WHAT TO DO — Tally the lines containing "первый" and report the number alone.

<<<<

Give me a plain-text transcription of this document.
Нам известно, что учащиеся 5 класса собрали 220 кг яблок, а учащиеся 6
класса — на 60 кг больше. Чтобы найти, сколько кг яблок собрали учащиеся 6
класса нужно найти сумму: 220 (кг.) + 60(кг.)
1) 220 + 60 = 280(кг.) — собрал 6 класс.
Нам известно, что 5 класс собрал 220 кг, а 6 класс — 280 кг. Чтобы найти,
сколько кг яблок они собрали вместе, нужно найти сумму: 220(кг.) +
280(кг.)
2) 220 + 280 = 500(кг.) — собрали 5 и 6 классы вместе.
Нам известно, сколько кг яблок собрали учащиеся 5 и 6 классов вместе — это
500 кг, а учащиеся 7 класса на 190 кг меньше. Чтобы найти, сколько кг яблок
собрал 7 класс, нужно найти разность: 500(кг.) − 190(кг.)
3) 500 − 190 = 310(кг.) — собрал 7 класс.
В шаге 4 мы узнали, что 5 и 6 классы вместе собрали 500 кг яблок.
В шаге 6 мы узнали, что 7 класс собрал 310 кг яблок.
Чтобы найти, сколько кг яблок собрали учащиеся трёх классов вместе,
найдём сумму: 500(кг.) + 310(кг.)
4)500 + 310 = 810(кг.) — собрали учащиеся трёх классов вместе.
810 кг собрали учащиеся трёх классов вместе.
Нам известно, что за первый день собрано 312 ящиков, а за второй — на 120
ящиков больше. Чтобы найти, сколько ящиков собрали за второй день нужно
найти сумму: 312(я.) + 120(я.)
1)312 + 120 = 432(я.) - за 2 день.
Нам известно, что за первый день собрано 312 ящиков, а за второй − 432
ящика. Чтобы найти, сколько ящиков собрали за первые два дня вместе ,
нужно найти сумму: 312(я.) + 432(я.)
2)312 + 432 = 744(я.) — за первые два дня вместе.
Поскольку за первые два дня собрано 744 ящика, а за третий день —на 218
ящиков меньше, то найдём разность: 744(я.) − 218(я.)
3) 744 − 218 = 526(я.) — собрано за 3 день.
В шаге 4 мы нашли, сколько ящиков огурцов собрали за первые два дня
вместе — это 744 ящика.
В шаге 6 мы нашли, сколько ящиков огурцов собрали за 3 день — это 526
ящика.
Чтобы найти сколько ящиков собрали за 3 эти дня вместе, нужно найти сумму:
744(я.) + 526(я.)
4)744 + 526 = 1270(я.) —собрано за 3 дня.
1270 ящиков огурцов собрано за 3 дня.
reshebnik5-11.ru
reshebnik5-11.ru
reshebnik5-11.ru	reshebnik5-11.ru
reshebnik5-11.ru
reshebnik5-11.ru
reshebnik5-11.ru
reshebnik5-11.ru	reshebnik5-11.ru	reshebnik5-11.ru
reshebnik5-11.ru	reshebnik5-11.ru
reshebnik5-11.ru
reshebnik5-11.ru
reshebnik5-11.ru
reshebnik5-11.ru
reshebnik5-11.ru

>>>>
<<<<

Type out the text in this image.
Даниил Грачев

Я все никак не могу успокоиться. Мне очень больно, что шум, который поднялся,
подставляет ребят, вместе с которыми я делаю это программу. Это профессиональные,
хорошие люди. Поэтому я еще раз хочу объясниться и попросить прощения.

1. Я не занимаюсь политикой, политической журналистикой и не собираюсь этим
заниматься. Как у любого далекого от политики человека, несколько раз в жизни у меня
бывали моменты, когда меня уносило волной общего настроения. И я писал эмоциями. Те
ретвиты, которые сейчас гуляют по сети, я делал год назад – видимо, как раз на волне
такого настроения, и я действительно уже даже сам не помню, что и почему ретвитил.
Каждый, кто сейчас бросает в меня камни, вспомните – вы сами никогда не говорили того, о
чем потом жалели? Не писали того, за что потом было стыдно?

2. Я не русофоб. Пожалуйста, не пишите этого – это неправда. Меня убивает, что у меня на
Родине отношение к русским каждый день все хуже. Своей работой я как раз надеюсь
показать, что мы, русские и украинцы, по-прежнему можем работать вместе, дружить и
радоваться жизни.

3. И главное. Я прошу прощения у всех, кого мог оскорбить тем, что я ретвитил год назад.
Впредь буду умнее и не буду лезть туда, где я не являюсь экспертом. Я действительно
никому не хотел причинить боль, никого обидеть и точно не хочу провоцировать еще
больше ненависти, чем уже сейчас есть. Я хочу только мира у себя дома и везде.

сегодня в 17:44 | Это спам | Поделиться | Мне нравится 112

>>>>

THE ANSWER — 2